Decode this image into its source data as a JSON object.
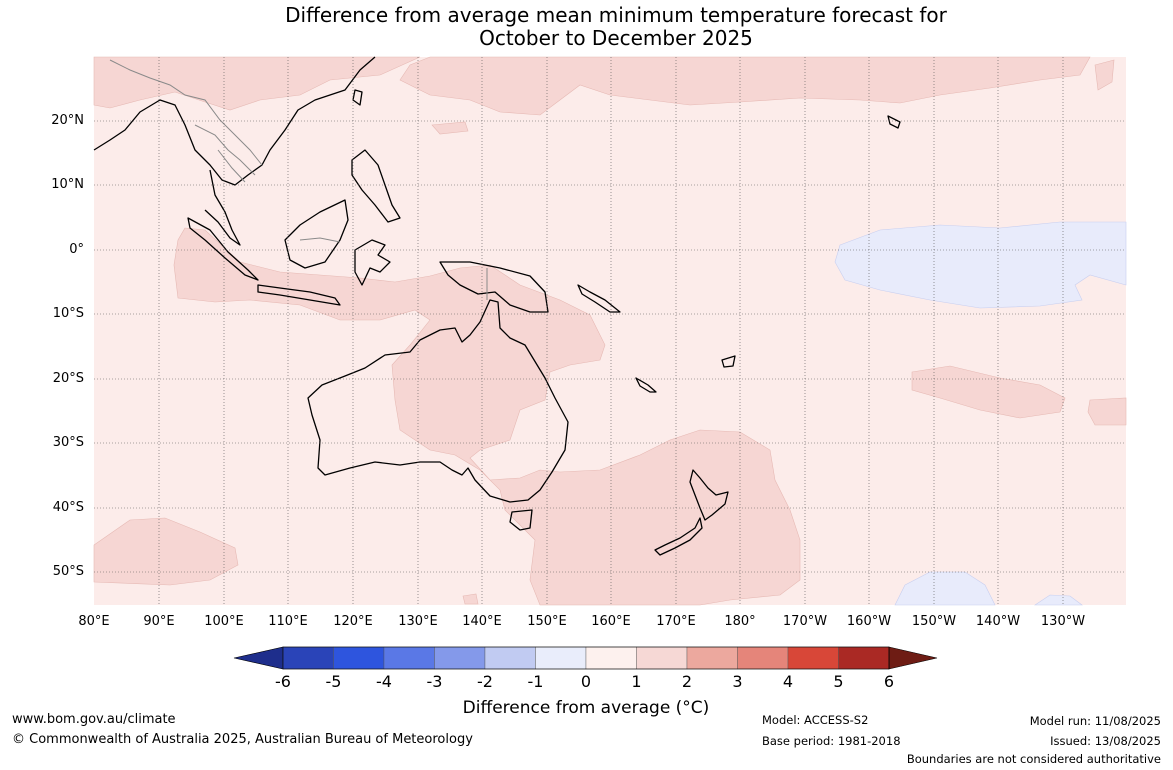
{
  "title_line1": "Difference from average mean minimum temperature forecast for",
  "title_line2": "October to December 2025",
  "lat_labels": [
    "20°N",
    "10°N",
    "0°",
    "10°S",
    "20°S",
    "30°S",
    "40°S",
    "50°S"
  ],
  "lon_labels": [
    "80°E",
    "90°E",
    "100°E",
    "110°E",
    "120°E",
    "130°E",
    "140°E",
    "150°E",
    "160°E",
    "170°E",
    "180°",
    "170°W",
    "160°W",
    "150°W",
    "140°W",
    "130°W"
  ],
  "colorbar": {
    "ticks": [
      "-6",
      "-5",
      "-4",
      "-3",
      "-2",
      "-1",
      "0",
      "1",
      "2",
      "3",
      "4",
      "5",
      "6"
    ],
    "colors": [
      "#1e2e8c",
      "#2a44b8",
      "#2e55de",
      "#5a78e6",
      "#8499ea",
      "#c1cbf2",
      "#e9edfb",
      "#fdf1ee",
      "#f6d8d5",
      "#eca89e",
      "#e5857a",
      "#d84738",
      "#aa2924",
      "#6e1c14"
    ],
    "label": "Difference from average (°C)"
  },
  "footer": {
    "website": "www.bom.gov.au/climate",
    "copyright": "© Commonwealth of Australia 2025, Australian Bureau of Meteorology",
    "model": "Model: ACCESS-S2",
    "base_period": "Base period: 1981-2018",
    "model_run": "Model run: 11/08/2025",
    "issued": "Issued: 13/08/2025",
    "disclaimer": "Boundaries are not considered authoritative"
  },
  "map_colors": {
    "ocean": "#fcecea",
    "warm_anomaly": "#f6d6d3",
    "cool_anomaly": "#e8ebfb",
    "coast": "#000000",
    "border": "#8a8a8a",
    "grid": "#555555"
  }
}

━━━━━━━━━━━━━━━━━━━━━━━━━━━━━━

Task goal:
Please write out all the data again word for word, but not the pictures.

Final result:
Decode this image into its source data as a JSON object.
{
  "title_line1": "Difference from average mean minimum temperature forecast for",
  "title_line2": "October to December 2025",
  "lat_labels": [
    "20°N",
    "10°N",
    "0°",
    "10°S",
    "20°S",
    "30°S",
    "40°S",
    "50°S"
  ],
  "lon_labels": [
    "80°E",
    "90°E",
    "100°E",
    "110°E",
    "120°E",
    "130°E",
    "140°E",
    "150°E",
    "160°E",
    "170°E",
    "180°",
    "170°W",
    "160°W",
    "150°W",
    "140°W",
    "130°W"
  ],
  "colorbar": {
    "ticks": [
      "-6",
      "-5",
      "-4",
      "-3",
      "-2",
      "-1",
      "0",
      "1",
      "2",
      "3",
      "4",
      "5",
      "6"
    ],
    "colors": [
      "#1e2e8c",
      "#2a44b8",
      "#2e55de",
      "#5a78e6",
      "#8499ea",
      "#c1cbf2",
      "#e9edfb",
      "#fdf1ee",
      "#f6d8d5",
      "#eca89e",
      "#e5857a",
      "#d84738",
      "#aa2924",
      "#6e1c14"
    ],
    "label": "Difference from average (°C)"
  },
  "footer": {
    "website": "www.bom.gov.au/climate",
    "copyright": "© Commonwealth of Australia 2025, Australian Bureau of Meteorology",
    "model": "Model: ACCESS-S2",
    "base_period": "Base period: 1981-2018",
    "model_run": "Model run: 11/08/2025",
    "issued": "Issued: 13/08/2025",
    "disclaimer": "Boundaries are not considered authoritative"
  },
  "map_colors": {
    "ocean": "#fcecea",
    "warm_anomaly": "#f6d6d3",
    "cool_anomaly": "#e8ebfb",
    "coast": "#000000",
    "border": "#8a8a8a",
    "grid": "#555555"
  }
}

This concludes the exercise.